>>

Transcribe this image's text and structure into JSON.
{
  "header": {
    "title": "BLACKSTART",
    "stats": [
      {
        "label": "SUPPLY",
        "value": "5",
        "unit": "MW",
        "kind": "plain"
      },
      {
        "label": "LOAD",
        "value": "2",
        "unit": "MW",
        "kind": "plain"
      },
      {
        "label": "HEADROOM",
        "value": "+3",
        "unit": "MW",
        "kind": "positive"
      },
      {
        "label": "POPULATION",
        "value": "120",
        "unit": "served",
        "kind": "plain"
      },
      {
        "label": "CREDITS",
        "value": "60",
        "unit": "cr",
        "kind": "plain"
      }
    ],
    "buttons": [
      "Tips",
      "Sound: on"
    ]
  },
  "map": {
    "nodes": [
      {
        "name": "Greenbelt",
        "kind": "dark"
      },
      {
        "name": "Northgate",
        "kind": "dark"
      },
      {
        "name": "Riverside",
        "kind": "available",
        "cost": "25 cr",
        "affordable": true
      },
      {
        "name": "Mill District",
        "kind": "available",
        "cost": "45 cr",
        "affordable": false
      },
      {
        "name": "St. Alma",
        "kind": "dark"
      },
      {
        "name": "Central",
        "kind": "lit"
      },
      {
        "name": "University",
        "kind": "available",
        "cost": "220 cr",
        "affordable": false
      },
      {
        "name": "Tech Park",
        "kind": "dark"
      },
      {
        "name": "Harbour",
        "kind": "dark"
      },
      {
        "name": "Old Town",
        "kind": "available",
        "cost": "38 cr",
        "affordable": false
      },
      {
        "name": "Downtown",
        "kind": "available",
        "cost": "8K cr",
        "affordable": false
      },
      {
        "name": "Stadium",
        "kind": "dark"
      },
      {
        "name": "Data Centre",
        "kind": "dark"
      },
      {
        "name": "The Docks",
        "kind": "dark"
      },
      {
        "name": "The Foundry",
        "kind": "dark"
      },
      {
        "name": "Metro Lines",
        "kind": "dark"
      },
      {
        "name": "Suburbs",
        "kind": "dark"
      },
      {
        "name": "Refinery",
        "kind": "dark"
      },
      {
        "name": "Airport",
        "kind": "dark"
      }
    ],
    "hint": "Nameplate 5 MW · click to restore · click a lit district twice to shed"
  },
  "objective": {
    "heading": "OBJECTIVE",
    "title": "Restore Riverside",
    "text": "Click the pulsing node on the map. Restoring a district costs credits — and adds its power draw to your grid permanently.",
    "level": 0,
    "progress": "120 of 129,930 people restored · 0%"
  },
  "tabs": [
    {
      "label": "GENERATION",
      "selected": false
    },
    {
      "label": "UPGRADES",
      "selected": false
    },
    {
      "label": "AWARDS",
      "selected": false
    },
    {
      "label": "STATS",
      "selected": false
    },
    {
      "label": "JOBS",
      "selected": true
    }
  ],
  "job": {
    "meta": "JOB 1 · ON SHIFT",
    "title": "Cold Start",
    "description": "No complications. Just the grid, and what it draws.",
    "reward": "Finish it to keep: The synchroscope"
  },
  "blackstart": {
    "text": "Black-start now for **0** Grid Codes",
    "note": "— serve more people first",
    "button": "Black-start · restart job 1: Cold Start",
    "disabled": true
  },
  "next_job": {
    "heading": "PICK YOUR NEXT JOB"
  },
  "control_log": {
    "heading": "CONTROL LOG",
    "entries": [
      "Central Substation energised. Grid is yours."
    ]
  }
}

<<

### STATED EXERCISE
Copy each line above that contains the string "people".

### COMPLETE RESPONSE
    "progress": "120 of 129,930 people restored · 0%"
    "note": "— serve more people first",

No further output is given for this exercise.